> **What is asked**:
Find "What's the underlying" in the data below; transcribe the line it appears on and each line after it, exactly, to the end, and nothing else.

* BEGIN *

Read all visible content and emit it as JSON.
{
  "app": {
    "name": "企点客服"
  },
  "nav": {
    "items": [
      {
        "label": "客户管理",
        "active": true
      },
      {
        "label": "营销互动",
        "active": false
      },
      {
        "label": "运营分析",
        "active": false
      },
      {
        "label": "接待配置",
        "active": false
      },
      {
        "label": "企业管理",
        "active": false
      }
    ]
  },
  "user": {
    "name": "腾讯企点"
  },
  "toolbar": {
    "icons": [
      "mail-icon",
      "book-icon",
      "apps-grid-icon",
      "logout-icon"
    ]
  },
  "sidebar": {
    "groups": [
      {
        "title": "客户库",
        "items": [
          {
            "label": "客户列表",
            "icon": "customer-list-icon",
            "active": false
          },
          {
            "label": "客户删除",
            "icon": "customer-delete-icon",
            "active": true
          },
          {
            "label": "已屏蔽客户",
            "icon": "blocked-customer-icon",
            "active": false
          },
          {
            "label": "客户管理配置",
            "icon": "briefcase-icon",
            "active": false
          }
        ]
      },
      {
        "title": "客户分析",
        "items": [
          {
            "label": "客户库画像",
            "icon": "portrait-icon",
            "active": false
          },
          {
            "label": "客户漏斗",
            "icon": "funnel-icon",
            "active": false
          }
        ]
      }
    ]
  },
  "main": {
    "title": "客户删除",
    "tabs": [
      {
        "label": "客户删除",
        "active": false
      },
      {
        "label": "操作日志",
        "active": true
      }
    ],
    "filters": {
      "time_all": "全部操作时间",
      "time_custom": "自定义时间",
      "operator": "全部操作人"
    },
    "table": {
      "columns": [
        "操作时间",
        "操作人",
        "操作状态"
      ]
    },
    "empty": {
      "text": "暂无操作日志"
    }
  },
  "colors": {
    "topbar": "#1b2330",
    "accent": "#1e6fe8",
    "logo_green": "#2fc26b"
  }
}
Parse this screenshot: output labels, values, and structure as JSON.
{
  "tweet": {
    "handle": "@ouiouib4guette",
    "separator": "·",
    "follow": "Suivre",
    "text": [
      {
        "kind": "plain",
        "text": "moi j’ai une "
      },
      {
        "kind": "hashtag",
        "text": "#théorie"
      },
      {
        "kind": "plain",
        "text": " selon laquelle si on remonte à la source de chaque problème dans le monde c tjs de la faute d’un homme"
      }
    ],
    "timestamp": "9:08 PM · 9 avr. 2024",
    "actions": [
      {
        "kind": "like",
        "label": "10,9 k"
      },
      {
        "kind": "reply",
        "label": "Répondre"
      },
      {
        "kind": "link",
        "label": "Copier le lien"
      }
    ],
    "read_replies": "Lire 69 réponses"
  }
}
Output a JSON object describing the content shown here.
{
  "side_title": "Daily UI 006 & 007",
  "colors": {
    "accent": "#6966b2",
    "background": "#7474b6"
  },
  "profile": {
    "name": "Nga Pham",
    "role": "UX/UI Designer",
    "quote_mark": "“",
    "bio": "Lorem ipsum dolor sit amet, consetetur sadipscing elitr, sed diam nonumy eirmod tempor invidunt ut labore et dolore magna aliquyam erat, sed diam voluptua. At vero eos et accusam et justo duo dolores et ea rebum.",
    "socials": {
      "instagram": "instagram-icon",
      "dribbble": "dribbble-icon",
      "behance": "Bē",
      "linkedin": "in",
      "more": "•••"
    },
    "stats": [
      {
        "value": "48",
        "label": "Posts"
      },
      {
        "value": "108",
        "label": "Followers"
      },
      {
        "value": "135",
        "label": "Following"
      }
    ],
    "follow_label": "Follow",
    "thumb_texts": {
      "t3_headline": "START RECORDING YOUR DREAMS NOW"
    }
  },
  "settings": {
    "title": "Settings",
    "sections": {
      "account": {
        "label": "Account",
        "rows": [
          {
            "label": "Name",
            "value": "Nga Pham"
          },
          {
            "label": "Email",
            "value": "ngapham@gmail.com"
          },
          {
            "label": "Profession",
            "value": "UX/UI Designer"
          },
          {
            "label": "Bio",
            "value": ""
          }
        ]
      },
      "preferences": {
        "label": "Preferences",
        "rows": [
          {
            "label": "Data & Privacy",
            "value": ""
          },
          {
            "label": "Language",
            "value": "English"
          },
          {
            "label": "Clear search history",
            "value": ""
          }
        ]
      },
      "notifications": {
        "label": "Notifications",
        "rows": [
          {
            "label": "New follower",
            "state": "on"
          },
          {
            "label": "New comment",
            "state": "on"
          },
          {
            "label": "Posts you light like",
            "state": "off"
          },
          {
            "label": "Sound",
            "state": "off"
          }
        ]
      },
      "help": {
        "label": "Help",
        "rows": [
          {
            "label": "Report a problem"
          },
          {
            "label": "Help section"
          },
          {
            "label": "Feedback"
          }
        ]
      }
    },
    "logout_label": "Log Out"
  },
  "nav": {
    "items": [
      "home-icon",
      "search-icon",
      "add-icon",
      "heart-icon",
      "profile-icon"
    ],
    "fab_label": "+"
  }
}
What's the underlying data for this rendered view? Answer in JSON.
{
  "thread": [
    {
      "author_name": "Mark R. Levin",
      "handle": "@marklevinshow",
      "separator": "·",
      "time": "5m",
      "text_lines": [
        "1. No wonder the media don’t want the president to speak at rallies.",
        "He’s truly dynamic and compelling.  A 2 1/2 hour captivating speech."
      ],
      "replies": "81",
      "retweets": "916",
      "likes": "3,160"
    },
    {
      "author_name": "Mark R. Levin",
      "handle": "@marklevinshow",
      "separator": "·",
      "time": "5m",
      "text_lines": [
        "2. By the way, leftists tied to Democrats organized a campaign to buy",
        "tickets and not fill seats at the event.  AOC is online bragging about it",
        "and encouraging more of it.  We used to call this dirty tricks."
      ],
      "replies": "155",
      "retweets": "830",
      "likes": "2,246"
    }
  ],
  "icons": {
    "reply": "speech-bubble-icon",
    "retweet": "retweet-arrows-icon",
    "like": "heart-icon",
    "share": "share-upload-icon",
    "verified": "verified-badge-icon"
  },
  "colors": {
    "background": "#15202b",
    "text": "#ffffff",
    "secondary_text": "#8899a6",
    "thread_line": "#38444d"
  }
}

* END *

> **Exercise result**:
What's the underlying data for this rendered view? Answer in JSON.
{
  "thread": [
    {
      "author_name": "Mark R. Levin",
      "handle": "@marklevinshow",
      "separator": "·",
      "time": "5m",
      "text_lines": [
        "1. No wonder the media don’t want the president to speak at rallies.",
        "He’s truly dynamic and compelling.  A 2 1/2 hour captivating speech."
      ],
      "replies": "81",
      "retweets": "916",
      "likes": "3,160"
    },
    {
      "author_name": "Mark R. Levin",
      "handle": "@marklevinshow",
      "separator": "·",
      "time": "5m",
      "text_lines": [
        "2. By the way, leftists tied to Democrats organized a campaign to buy",
        "tickets and not fill seats at the event.  AOC is online bragging about it",
        "and encouraging more of it.  We used to call this dirty tricks."
      ],
      "replies": "155",
      "retweets": "830",
      "likes": "2,246"
    }
  ],
  "icons": {
    "reply": "speech-bubble-icon",
    "retweet": "retweet-arrows-icon",
    "like": "heart-icon",
    "share": "share-upload-icon",
    "verified": "verified-badge-icon"
  },
  "colors": {
    "background": "#15202b",
    "text": "#ffffff",
    "secondary_text": "#8899a6",
    "thread_line": "#38444d"
  }
}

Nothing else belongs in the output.